> _Testo di lettura_

━━━━

Roma, 16 feb. (askanews) – Opposizioni verso una risoluzione unitaria in occasione delle comunicazioni del ministro degli esteri Antonio Tajani in Parlamento sul Board of peace. Il testo non è ancora definito nei dettagli ma l’obiettivo è di mostrare compattezza contro la decisione del governo italiano di partecipare al Board of peace per Gaza in qualsiasi ruolo, neanche dunque come “osservatore”.
Secondo quanto si apprende, Pd, M5S e Avs, +Europa convergeranno su un testo unitario. Italia Viva starebbe ancora riflettendo. Dopo aver presentato un suo testo. Azione ha deciso di convergere sulla risoluzione delle opposizioni (“sottoscrive la risoluzione delle opposizioni che ricalca la proposta del partito di Calenda. No ad alcuna forma di partecipazione al Board of peace”).

━━━━

> _Dati forniti_
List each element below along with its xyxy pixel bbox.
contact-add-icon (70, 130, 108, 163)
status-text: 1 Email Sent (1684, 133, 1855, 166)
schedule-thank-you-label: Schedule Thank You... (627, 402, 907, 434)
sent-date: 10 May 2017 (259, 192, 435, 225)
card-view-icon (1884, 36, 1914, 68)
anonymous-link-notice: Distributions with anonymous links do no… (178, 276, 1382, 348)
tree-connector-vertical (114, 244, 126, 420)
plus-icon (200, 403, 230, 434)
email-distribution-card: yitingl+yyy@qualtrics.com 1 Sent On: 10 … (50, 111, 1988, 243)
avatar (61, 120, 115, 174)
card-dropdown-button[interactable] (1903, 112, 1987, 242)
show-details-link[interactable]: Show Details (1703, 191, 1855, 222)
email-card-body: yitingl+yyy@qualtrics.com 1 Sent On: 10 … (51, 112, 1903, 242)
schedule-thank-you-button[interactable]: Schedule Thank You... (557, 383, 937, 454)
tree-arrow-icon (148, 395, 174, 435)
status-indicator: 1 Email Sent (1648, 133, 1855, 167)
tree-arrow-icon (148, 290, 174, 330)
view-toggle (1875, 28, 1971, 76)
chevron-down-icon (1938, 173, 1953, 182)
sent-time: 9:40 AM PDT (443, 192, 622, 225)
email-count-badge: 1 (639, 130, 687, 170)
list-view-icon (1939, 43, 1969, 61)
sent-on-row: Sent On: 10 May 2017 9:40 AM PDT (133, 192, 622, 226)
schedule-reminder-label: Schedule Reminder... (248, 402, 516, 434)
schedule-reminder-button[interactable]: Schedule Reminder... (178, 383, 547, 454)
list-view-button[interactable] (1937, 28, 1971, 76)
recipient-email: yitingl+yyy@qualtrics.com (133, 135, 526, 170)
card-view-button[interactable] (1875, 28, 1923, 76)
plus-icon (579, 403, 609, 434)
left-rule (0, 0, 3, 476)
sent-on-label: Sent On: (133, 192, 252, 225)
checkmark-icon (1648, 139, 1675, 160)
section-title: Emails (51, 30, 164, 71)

━━━━

> _Attività ed esercizi_
**1)** Traduci in inglese, per favore, questa frase dell'articolo sul Board of peace: "Secondo quanto si apprende, Pd, M5S e Avs, +Europa convergeranno su un testo unitario."
**2)** Prosegui l'articolo sul Board of peace dopo la sua ultima frase.

> _Risposte_
**1)** According to what has been learned, Pd, M5S and Avs, +Europa will converge on a joint text.

**2)**
Le prese di posizione del centrosinistra sono state nette in questi giorni, a partire dai leader. Se l’articolo 11 della Costituzione impedisce di essere membri del board, anche il ruolo di osservatore viene bocciato con forza in quanto entità che sta assumendo le sembianze di un “comitato d’affari”, che “non dà voce ai palestinesi” e che dimostra ancora una volta, per le opposizioni, la sudditanza della premier Giorgia Meloni al presidente americano Donald Trump: da “ponte con gli Usa” a “burattino manovrato da Trump”.
Tajani interverrà nell’aula della Camera domani alle 13,30. E dopo il dibattito e le repliche ci sarà un voto sulle risoluzioni. In Senato l’intervento del ministro si limiterà ad una audizione davanti alla commissioni Esteri e Difesa.